Dataset records:

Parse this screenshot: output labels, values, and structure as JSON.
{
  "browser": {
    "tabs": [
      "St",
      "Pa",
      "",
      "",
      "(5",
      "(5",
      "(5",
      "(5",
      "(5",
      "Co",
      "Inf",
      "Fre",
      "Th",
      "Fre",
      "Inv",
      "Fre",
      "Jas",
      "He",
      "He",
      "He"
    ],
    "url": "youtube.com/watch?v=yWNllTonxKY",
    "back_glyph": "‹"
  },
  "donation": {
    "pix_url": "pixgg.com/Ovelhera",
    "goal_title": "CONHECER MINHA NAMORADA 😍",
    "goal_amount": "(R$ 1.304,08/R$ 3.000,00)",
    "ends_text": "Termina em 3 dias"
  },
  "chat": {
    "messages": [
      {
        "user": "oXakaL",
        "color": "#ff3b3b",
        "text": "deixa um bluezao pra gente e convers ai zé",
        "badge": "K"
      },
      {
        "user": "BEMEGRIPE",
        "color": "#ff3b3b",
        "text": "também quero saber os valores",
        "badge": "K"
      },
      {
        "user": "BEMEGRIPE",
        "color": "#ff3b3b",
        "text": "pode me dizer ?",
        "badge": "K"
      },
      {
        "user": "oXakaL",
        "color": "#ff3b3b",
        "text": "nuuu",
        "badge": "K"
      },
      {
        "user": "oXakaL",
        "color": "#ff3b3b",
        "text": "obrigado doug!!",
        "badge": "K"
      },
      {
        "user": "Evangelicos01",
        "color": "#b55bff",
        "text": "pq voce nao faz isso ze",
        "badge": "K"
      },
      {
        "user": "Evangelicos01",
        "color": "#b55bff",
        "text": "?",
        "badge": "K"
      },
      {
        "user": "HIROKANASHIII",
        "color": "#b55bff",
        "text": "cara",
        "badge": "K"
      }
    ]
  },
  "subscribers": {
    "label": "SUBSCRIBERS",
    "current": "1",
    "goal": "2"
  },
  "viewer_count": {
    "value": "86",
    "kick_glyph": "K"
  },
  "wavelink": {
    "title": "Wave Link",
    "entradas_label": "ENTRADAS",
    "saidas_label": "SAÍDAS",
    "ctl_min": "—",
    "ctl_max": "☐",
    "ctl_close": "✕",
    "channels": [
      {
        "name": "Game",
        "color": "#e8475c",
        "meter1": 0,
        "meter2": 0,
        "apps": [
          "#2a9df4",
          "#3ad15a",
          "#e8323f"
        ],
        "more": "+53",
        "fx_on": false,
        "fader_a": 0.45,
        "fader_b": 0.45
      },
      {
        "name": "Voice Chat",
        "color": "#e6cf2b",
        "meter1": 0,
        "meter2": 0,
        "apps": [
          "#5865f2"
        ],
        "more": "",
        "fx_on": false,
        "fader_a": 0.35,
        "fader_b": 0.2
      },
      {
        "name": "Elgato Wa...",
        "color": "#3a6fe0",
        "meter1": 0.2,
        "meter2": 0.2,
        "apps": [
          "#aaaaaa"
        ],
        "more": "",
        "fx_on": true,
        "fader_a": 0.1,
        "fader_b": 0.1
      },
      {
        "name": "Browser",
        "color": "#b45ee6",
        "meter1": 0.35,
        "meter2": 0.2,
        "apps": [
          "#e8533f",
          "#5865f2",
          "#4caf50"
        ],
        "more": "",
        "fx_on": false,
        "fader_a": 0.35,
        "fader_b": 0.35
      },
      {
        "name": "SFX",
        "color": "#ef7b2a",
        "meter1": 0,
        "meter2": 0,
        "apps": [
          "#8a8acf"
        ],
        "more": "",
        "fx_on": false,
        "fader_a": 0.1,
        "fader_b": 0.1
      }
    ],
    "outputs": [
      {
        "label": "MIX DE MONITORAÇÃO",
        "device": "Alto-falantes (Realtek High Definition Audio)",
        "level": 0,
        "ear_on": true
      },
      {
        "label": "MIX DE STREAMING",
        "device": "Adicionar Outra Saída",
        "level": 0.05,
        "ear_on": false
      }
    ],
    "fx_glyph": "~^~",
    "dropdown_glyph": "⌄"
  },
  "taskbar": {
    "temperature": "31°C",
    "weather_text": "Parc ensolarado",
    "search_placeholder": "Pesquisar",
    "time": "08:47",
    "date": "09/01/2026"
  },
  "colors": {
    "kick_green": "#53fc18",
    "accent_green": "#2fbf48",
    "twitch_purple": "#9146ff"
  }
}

◆ **Stated task**: Repeat all entries. Match them exactly.

◆ **Output below**:
Parse this screenshot: output labels, values, and structure as JSON.
{
  "browser": {
    "tabs": [
      "St",
      "Pa",
      "",
      "",
      "(5",
      "(5",
      "(5",
      "(5",
      "(5",
      "Co",
      "Inf",
      "Fre",
      "Th",
      "Fre",
      "Inv",
      "Fre",
      "Jas",
      "He",
      "He",
      "He"
    ],
    "url": "youtube.com/watch?v=yWNllTonxKY",
    "back_glyph": "‹"
  },
  "donation": {
    "pix_url": "pixgg.com/Ovelhera",
    "goal_title": "CONHECER MINHA NAMORADA 😍",
    "goal_amount": "(R$ 1.304,08/R$ 3.000,00)",
    "ends_text": "Termina em 3 dias"
  },
  "chat": {
    "messages": [
      {
        "user": "oXakaL",
        "color": "#ff3b3b",
        "text": "deixa um bluezao pra gente e convers ai zé",
        "badge": "K"
      },
      {
        "user": "BEMEGRIPE",
        "color": "#ff3b3b",
        "text": "também quero saber os valores",
        "badge": "K"
      },
      {
        "user": "BEMEGRIPE",
        "color": "#ff3b3b",
        "text": "pode me dizer ?",
        "badge": "K"
      },
      {
        "user": "oXakaL",
        "color": "#ff3b3b",
        "text": "nuuu",
        "badge": "K"
      },
      {
        "user": "oXakaL",
        "color": "#ff3b3b",
        "text": "obrigado doug!!",
        "badge": "K"
      },
      {
        "user": "Evangelicos01",
        "color": "#b55bff",
        "text": "pq voce nao faz isso ze",
        "badge": "K"
      },
      {
        "user": "Evangelicos01",
        "color": "#b55bff",
        "text": "?",
        "badge": "K"
      },
      {
        "user": "HIROKANASHIII",
        "color": "#b55bff",
        "text": "cara",
        "badge": "K"
      }
    ]
  },
  "subscribers": {
    "label": "SUBSCRIBERS",
    "current": "1",
    "goal": "2"
  },
  "viewer_count": {
    "value": "86",
    "kick_glyph": "K"
  },
  "wavelink": {
    "title": "Wave Link",
    "entradas_label": "ENTRADAS",
    "saidas_label": "SAÍDAS",
    "ctl_min": "—",
    "ctl_max": "☐",
    "ctl_close": "✕",
    "channels": [
      {
        "name": "Game",
        "color": "#e8475c",
        "meter1": 0,
        "meter2": 0,
        "apps": [
          "#2a9df4",
          "#3ad15a",
          "#e8323f"
        ],
        "more": "+53",
        "fx_on": false,
        "fader_a": 0.45,
        "fader_b": 0.45
      },
      {
        "name": "Voice Chat",
        "color": "#e6cf2b",
        "meter1": 0,
        "meter2": 0,
        "apps": [
          "#5865f2"
        ],
        "more": "",
        "fx_on": false,
        "fader_a": 0.35,
        "fader_b": 0.2
      },
      {
        "name": "Elgato Wa...",
        "color": "#3a6fe0",
        "meter1": 0.2,
        "meter2": 0.2,
        "apps": [
          "#aaaaaa"
        ],
        "more": "",
        "fx_on": true,
        "fader_a": 0.1,
        "fader_b": 0.1
      },
      {
        "name": "Browser",
        "color": "#b45ee6",
        "meter1": 0.35,
        "meter2": 0.2,
        "apps": [
          "#e8533f",
          "#5865f2",
          "#4caf50"
        ],
        "more": "",
        "fx_on": false,
        "fader_a": 0.35,
        "fader_b": 0.35
      },
      {
        "name": "SFX",
        "color": "#ef7b2a",
        "meter1": 0,
        "meter2": 0,
        "apps": [
          "#8a8acf"
        ],
        "more": "",
        "fx_on": false,
        "fader_a": 0.1,
        "fader_b": 0.1
      }
    ],
    "outputs": [
      {
        "label": "MIX DE MONITORAÇÃO",
        "device": "Alto-falantes (Realtek High Definition Audio)",
        "level": 0,
        "ear_on": true
      },
      {
        "label": "MIX DE STREAMING",
        "device": "Adicionar Outra Saída",
        "level": 0.05,
        "ear_on": false
      }
    ],
    "fx_glyph": "~^~",
    "dropdown_glyph": "⌄"
  },
  "taskbar": {
    "temperature": "31°C",
    "weather_text": "Parc ensolarado",
    "search_placeholder": "Pesquisar",
    "time": "08:47",
    "date": "09/01/2026"
  },
  "colors": {
    "kick_green": "#53fc18",
    "accent_green": "#2fbf48",
    "twitch_purple": "#9146ff"
  }
}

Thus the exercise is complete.